### [What the task requires]
Read through the data and report every line in which the word "this" occurs.

* * * * * * *

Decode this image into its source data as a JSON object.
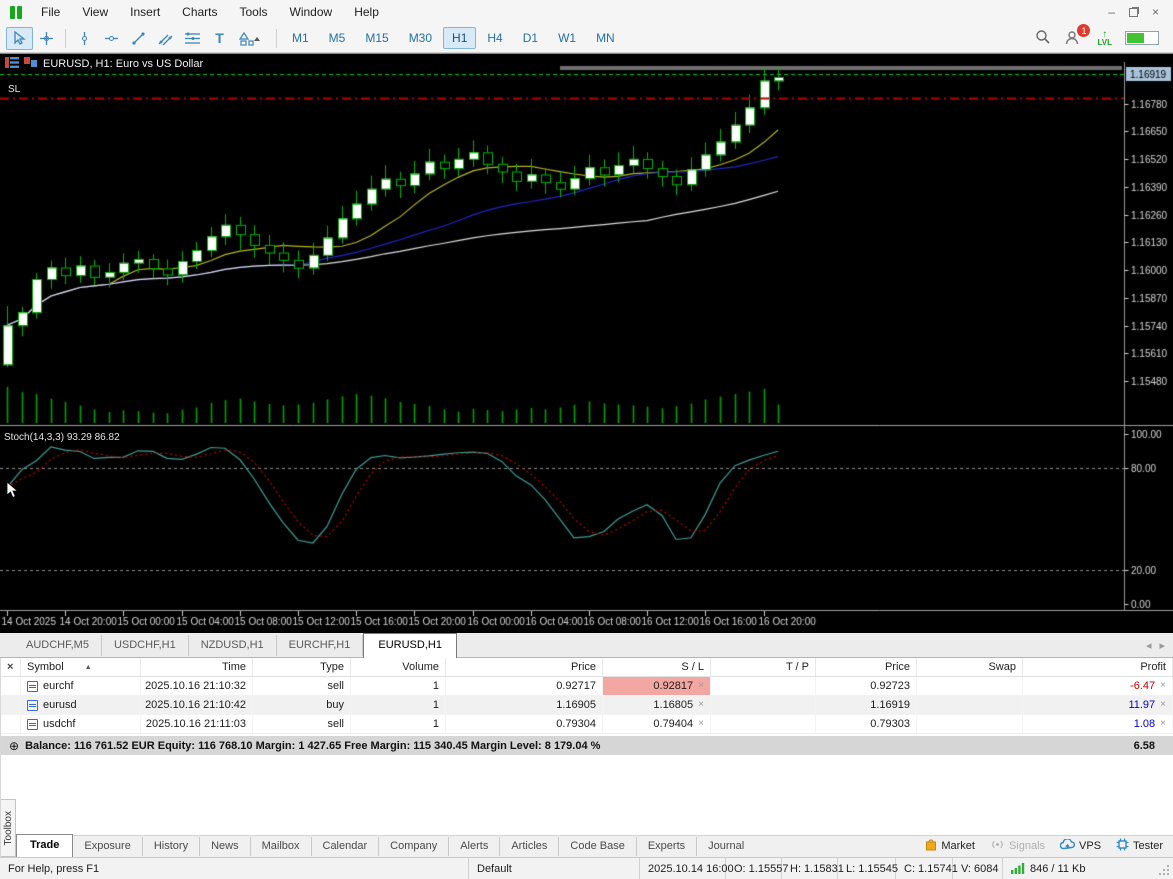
{
  "window": {
    "menu_items": [
      "File",
      "View",
      "Insert",
      "Charts",
      "Tools",
      "Window",
      "Help"
    ],
    "controls": {
      "minimize": "–",
      "close": "×"
    }
  },
  "toolbar": {
    "tools": [
      "cursor",
      "crosshair",
      "vertical-line",
      "horizontal-line",
      "trendline",
      "channel",
      "fibonacci",
      "text",
      "shapes"
    ],
    "active_tool": "cursor",
    "text_tool_glyph": "T",
    "timeframes": [
      "M1",
      "M5",
      "M15",
      "M30",
      "H1",
      "H4",
      "D1",
      "W1",
      "MN"
    ],
    "active_timeframe": "H1",
    "notification_count": "1",
    "lvl_label": "LVL",
    "lvl_arrow": "↑"
  },
  "chart": {
    "title": "EURUSD, H1:  Euro vs US Dollar",
    "sl_label": "SL",
    "indicator_label": "Stoch(14,3,3) 93.29 86.82",
    "current_price": "1.16919"
  },
  "chart_data": {
    "type": "candlestick",
    "symbol": "EURUSD",
    "timeframe": "H1",
    "start_time": "2025.10.14 16:00",
    "candles": [
      [
        1.15557,
        1.15831,
        1.15545,
        1.15741,
        6084
      ],
      [
        1.15741,
        1.15828,
        1.1569,
        1.15802,
        5210
      ],
      [
        1.15802,
        1.15985,
        1.15773,
        1.15958,
        4876
      ],
      [
        1.15958,
        1.16044,
        1.15912,
        1.16012,
        4105
      ],
      [
        1.16012,
        1.16058,
        1.15934,
        1.15976,
        3580
      ],
      [
        1.15976,
        1.16065,
        1.1594,
        1.16021,
        2950
      ],
      [
        1.16021,
        1.16048,
        1.15929,
        1.15968,
        2310
      ],
      [
        1.15968,
        1.16032,
        1.15918,
        1.15991,
        1845
      ],
      [
        1.15991,
        1.16078,
        1.15952,
        1.16034,
        2120
      ],
      [
        1.16034,
        1.16091,
        1.15987,
        1.16052,
        1980
      ],
      [
        1.16052,
        1.16074,
        1.15961,
        1.16008,
        1760
      ],
      [
        1.16008,
        1.16049,
        1.15928,
        1.15979,
        1630
      ],
      [
        1.15979,
        1.16088,
        1.15941,
        1.16042,
        2240
      ],
      [
        1.16042,
        1.16132,
        1.16005,
        1.16094,
        2610
      ],
      [
        1.16094,
        1.16201,
        1.16061,
        1.16158,
        3390
      ],
      [
        1.16158,
        1.16262,
        1.16118,
        1.16212,
        3870
      ],
      [
        1.16212,
        1.16249,
        1.16095,
        1.16168,
        4120
      ],
      [
        1.16168,
        1.16211,
        1.16058,
        1.16118,
        3640
      ],
      [
        1.16118,
        1.16164,
        1.16024,
        1.16082,
        3210
      ],
      [
        1.16082,
        1.16131,
        1.15989,
        1.16048,
        2980
      ],
      [
        1.16048,
        1.16092,
        1.15962,
        1.16011,
        3150
      ],
      [
        1.16011,
        1.16128,
        1.15978,
        1.16071,
        3420
      ],
      [
        1.16071,
        1.16208,
        1.16042,
        1.16152,
        3980
      ],
      [
        1.16152,
        1.16301,
        1.16124,
        1.16242,
        4510
      ],
      [
        1.16242,
        1.16372,
        1.16208,
        1.16311,
        4890
      ],
      [
        1.16311,
        1.16442,
        1.16278,
        1.16381,
        4620
      ],
      [
        1.16381,
        1.16492,
        1.16344,
        1.16428,
        4180
      ],
      [
        1.16428,
        1.16461,
        1.16338,
        1.16398,
        3560
      ],
      [
        1.16398,
        1.16512,
        1.16361,
        1.16452,
        3240
      ],
      [
        1.16452,
        1.16568,
        1.16421,
        1.16508,
        2890
      ],
      [
        1.16508,
        1.16541,
        1.16428,
        1.16478,
        2340
      ],
      [
        1.16478,
        1.16572,
        1.16441,
        1.16521,
        1920
      ],
      [
        1.16521,
        1.16608,
        1.16484,
        1.16552,
        2410
      ],
      [
        1.16552,
        1.16584,
        1.16451,
        1.16498,
        2180
      ],
      [
        1.16498,
        1.16531,
        1.16408,
        1.16462,
        1980
      ],
      [
        1.16462,
        1.16498,
        1.16371,
        1.16418,
        2260
      ],
      [
        1.16418,
        1.16521,
        1.16382,
        1.16448,
        2540
      ],
      [
        1.16448,
        1.16478,
        1.16358,
        1.16412,
        2310
      ],
      [
        1.16412,
        1.16462,
        1.16341,
        1.16381,
        2620
      ],
      [
        1.16381,
        1.16488,
        1.16352,
        1.16431,
        3080
      ],
      [
        1.16431,
        1.16541,
        1.16398,
        1.16482,
        3640
      ],
      [
        1.16482,
        1.16518,
        1.16392,
        1.16448,
        3310
      ],
      [
        1.16448,
        1.16552,
        1.16411,
        1.16492,
        3150
      ],
      [
        1.16492,
        1.16582,
        1.16452,
        1.16521,
        2980
      ],
      [
        1.16521,
        1.16552,
        1.16428,
        1.16478,
        2760
      ],
      [
        1.16478,
        1.16512,
        1.16391,
        1.16441,
        2480
      ],
      [
        1.16441,
        1.16471,
        1.16352,
        1.16402,
        2840
      ],
      [
        1.16402,
        1.16528,
        1.16371,
        1.16472,
        3290
      ],
      [
        1.16472,
        1.16598,
        1.16438,
        1.16541,
        3980
      ],
      [
        1.16541,
        1.16662,
        1.16508,
        1.16602,
        4450
      ],
      [
        1.16602,
        1.16741,
        1.16568,
        1.16681,
        4890
      ],
      [
        1.16681,
        1.16822,
        1.16642,
        1.16762,
        5320
      ],
      [
        1.16762,
        1.16948,
        1.16728,
        1.16888,
        5780
      ],
      [
        1.16888,
        1.16952,
        1.16842,
        1.16905,
        3150
      ]
    ],
    "price_axis": {
      "ticks": [
        "1.16780",
        "1.16650",
        "1.16520",
        "1.16390",
        "1.16260",
        "1.16130",
        "1.16000",
        "1.15870",
        "1.15740",
        "1.15610",
        "1.15480"
      ],
      "current": "1.16919"
    },
    "time_axis": [
      [
        0,
        "14 Oct 2025"
      ],
      [
        4,
        "14 Oct 20:00"
      ],
      [
        8,
        "15 Oct 00:00"
      ],
      [
        12,
        "15 Oct 04:00"
      ],
      [
        16,
        "15 Oct 08:00"
      ],
      [
        20,
        "15 Oct 12:00"
      ],
      [
        24,
        "15 Oct 16:00"
      ],
      [
        28,
        "15 Oct 20:00"
      ],
      [
        32,
        "16 Oct 00:00"
      ],
      [
        36,
        "16 Oct 04:00"
      ],
      [
        40,
        "16 Oct 08:00"
      ],
      [
        44,
        "16 Oct 12:00"
      ],
      [
        48,
        "16 Oct 16:00"
      ],
      [
        52,
        "16 Oct 20:00"
      ]
    ],
    "overlays": {
      "bid_line": 1.16919,
      "sl_line": 1.16805,
      "moving_averages": [
        {
          "name": "fast",
          "period": 8,
          "color": "#b5b520"
        },
        {
          "name": "medium",
          "period": 21,
          "color": "#2424cc"
        },
        {
          "name": "slow",
          "period": 45,
          "color": "#dedede"
        }
      ]
    },
    "stochastic": {
      "label": "Stoch(14,3,3) 93.29 86.82",
      "k_period": 14,
      "d_period": 3,
      "slowing": 3,
      "current_k": 93.29,
      "current_d": 86.82,
      "levels": [
        80,
        20
      ],
      "ticks": [
        [
          "100.00",
          100
        ],
        [
          "80.00",
          80
        ],
        [
          "20.00",
          20
        ],
        [
          "0.00",
          0
        ]
      ]
    },
    "colors": {
      "background": "#000000",
      "candle_border": "#00b400",
      "candle_up_fill": "#ffffff",
      "candle_down_fill": "#000000",
      "volume": "#00a000",
      "bid_line": "#00c400",
      "sl_line": "#b40000",
      "stoch_k": "#3f9e97",
      "stoch_d": "#c00000",
      "level_line": "#8e8e8e",
      "axis_text": "#d4d4d4",
      "price_tag_bg": "#a9c3da"
    }
  },
  "chart_tabs": {
    "tabs": [
      "AUDCHF,M5",
      "USDCHF,H1",
      "NZDUSD,H1",
      "EURCHF,H1",
      "EURUSD,H1"
    ],
    "active": "EURUSD,H1",
    "nav_left": "◂",
    "nav_right": "▸"
  },
  "trade_panel": {
    "close_glyph": "×",
    "sort_icon": "▲",
    "columns": [
      "Symbol",
      "Time",
      "Type",
      "Volume",
      "Price",
      "S / L",
      "T / P",
      "Price",
      "Swap",
      "Profit"
    ],
    "rows": [
      {
        "symbol": "eurchf",
        "side": "sell",
        "time": "2025.10.16 21:10:32",
        "type": "sell",
        "volume": "1",
        "price": "0.92717",
        "sl": "0.92817",
        "sl_highlight": true,
        "tp": "",
        "cprice": "0.92723",
        "swap": "",
        "profit": "-6.47",
        "profit_negative": true
      },
      {
        "symbol": "eurusd",
        "side": "buy",
        "time": "2025.10.16 21:10:42",
        "type": "buy",
        "volume": "1",
        "price": "1.16905",
        "sl": "1.16805",
        "sl_highlight": false,
        "tp": "",
        "cprice": "1.16919",
        "swap": "",
        "profit": "11.97",
        "profit_negative": false
      },
      {
        "symbol": "usdchf",
        "side": "sell",
        "time": "2025.10.16 21:11:03",
        "type": "sell",
        "volume": "1",
        "price": "0.79304",
        "sl": "0.79404",
        "sl_highlight": false,
        "tp": "",
        "cprice": "0.79303",
        "swap": "",
        "profit": "1.08",
        "profit_negative": false
      }
    ],
    "balance_icon": "⊕",
    "balance_line": "Balance: 116 761.52 EUR  Equity: 116 768.10  Margin: 1 427.65  Free Margin: 115 340.45  Margin Level: 8 179.04 %",
    "balance_total": "6.58",
    "toolbox_label": "Toolbox",
    "dock_tabs": [
      "Trade",
      "Exposure",
      "History",
      "News",
      "Mailbox",
      "Calendar",
      "Company",
      "Alerts",
      "Articles",
      "Code Base",
      "Experts",
      "Journal"
    ],
    "active_dock_tab": "Trade",
    "dock_buttons": [
      {
        "name": "market",
        "label": "Market",
        "disabled": false
      },
      {
        "name": "signals",
        "label": "Signals",
        "disabled": true
      },
      {
        "name": "vps",
        "label": "VPS",
        "disabled": false
      },
      {
        "name": "tester",
        "label": "Tester",
        "disabled": false
      }
    ]
  },
  "status_bar": {
    "help_text": "For Help, press F1",
    "profile": "Default",
    "segments": [
      "2025.10.14 16:00",
      "O: 1.15557",
      "H: 1.15831",
      "L: 1.15545",
      "C: 1.15741",
      "V: 6084"
    ],
    "traffic": "846 / 11 Kb"
  }
}
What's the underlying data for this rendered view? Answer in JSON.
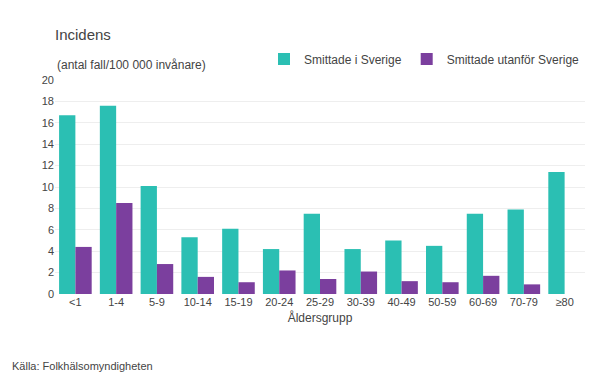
{
  "chart_data": {
    "type": "bar",
    "title": "Incidens",
    "subtitle": "(antal fall/100 000 invånare)",
    "xlabel": "Åldersgrupp",
    "annotations": [
      "Källa: Folkhälsomyndigheten"
    ],
    "categories": [
      "<1",
      "1-4",
      "5-9",
      "10-14",
      "15-19",
      "20-24",
      "25-29",
      "30-39",
      "40-49",
      "50-59",
      "60-69",
      "70-79",
      "≥80"
    ],
    "series": [
      {
        "name": "Smittade i Sverige",
        "color": "#2BBFB3",
        "values": [
          16.7,
          17.6,
          10.1,
          5.3,
          6.1,
          4.2,
          7.5,
          4.2,
          5.0,
          4.5,
          7.5,
          7.9,
          11.4
        ]
      },
      {
        "name": "Smittade utanför Sverige",
        "color": "#7B3F9E",
        "values": [
          4.4,
          8.5,
          2.8,
          1.6,
          1.1,
          2.2,
          1.4,
          2.1,
          1.2,
          1.1,
          1.7,
          0.9,
          0.0
        ]
      }
    ],
    "ylim": [
      0,
      20
    ],
    "yticks": [
      0,
      2,
      4,
      6,
      8,
      10,
      12,
      14,
      16,
      18,
      20
    ],
    "grid": true,
    "legend": "top"
  }
}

* * * * * * *

### [Correct answer]
Decode this image into its source data as a JSON object.
What's the underlying data for this rendered view? Answer in JSON.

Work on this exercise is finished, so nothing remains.